--- EXERCISE DETAILS ---
Return the records, each one exactly as written.

--- INPUT MATERIAL ---
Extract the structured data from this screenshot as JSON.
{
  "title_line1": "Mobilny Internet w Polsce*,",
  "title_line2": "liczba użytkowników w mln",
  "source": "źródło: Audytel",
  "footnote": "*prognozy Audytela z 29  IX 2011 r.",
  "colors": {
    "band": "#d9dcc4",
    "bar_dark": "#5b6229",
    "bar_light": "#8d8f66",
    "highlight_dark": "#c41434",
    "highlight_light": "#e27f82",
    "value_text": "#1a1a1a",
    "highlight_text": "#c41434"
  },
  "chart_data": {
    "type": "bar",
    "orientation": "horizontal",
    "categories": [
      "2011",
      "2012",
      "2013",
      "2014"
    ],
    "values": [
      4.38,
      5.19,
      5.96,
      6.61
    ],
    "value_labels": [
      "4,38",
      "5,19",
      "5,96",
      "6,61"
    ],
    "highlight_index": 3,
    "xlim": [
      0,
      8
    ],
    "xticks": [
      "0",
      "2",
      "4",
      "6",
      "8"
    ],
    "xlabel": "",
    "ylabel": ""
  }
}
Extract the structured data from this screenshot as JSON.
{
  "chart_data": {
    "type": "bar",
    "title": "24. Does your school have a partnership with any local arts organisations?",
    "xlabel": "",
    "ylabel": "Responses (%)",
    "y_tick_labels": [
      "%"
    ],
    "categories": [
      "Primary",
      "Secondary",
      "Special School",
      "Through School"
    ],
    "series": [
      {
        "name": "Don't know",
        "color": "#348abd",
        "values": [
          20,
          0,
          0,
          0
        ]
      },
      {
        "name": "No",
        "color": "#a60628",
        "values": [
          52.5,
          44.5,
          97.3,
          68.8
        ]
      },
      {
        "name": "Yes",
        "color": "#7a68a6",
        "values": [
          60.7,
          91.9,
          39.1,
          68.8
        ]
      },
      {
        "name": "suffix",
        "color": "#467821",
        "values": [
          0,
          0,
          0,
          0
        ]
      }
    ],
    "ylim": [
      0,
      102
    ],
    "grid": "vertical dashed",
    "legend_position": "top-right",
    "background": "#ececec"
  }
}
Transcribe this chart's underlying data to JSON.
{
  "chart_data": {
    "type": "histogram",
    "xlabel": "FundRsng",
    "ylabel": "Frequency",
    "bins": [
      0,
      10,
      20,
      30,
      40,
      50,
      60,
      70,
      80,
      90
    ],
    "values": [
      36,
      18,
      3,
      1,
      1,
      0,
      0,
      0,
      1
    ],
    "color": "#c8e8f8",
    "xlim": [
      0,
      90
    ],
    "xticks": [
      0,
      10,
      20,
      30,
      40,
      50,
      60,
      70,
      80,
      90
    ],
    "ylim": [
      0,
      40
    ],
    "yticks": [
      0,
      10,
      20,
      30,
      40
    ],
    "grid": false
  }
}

--- THE RESPONSE ---
Extract the structured data from this screenshot as JSON.
{
  "title_line1": "Mobilny Internet w Polsce*,",
  "title_line2": "liczba użytkowników w mln",
  "source": "źródło: Audytel",
  "footnote": "*prognozy Audytela z 29  IX 2011 r.",
  "colors": {
    "band": "#d9dcc4",
    "bar_dark": "#5b6229",
    "bar_light": "#8d8f66",
    "highlight_dark": "#c41434",
    "highlight_light": "#e27f82",
    "value_text": "#1a1a1a",
    "highlight_text": "#c41434"
  },
  "chart_data": {
    "type": "bar",
    "orientation": "horizontal",
    "categories": [
      "2011",
      "2012",
      "2013",
      "2014"
    ],
    "values": [
      4.38,
      5.19,
      5.96,
      6.61
    ],
    "value_labels": [
      "4,38",
      "5,19",
      "5,96",
      "6,61"
    ],
    "highlight_index": 3,
    "xlim": [
      0,
      8
    ],
    "xticks": [
      "0",
      "2",
      "4",
      "6",
      "8"
    ],
    "xlabel": "",
    "ylabel": ""
  }
}
Extract the structured data from this screenshot as JSON.
{
  "chart_data": {
    "type": "bar",
    "title": "24. Does your school have a partnership with any local arts organisations?",
    "xlabel": "",
    "ylabel": "Responses (%)",
    "y_tick_labels": [
      "%"
    ],
    "categories": [
      "Primary",
      "Secondary",
      "Special School",
      "Through School"
    ],
    "series": [
      {
        "name": "Don't know",
        "color": "#348abd",
        "values": [
          20,
          0,
          0,
          0
        ]
      },
      {
        "name": "No",
        "color": "#a60628",
        "values": [
          52.5,
          44.5,
          97.3,
          68.8
        ]
      },
      {
        "name": "Yes",
        "color": "#7a68a6",
        "values": [
          60.7,
          91.9,
          39.1,
          68.8
        ]
      },
      {
        "name": "suffix",
        "color": "#467821",
        "values": [
          0,
          0,
          0,
          0
        ]
      }
    ],
    "ylim": [
      0,
      102
    ],
    "grid": "vertical dashed",
    "legend_position": "top-right",
    "background": "#ececec"
  }
}
Transcribe this chart's underlying data to JSON.
{
  "chart_data": {
    "type": "histogram",
    "xlabel": "FundRsng",
    "ylabel": "Frequency",
    "bins": [
      0,
      10,
      20,
      30,
      40,
      50,
      60,
      70,
      80,
      90
    ],
    "values": [
      36,
      18,
      3,
      1,
      1,
      0,
      0,
      0,
      1
    ],
    "color": "#c8e8f8",
    "xlim": [
      0,
      90
    ],
    "xticks": [
      0,
      10,
      20,
      30,
      40,
      50,
      60,
      70,
      80,
      90
    ],
    "ylim": [
      0,
      40
    ],
    "yticks": [
      0,
      10,
      20,
      30,
      40
    ],
    "grid": false
  }
}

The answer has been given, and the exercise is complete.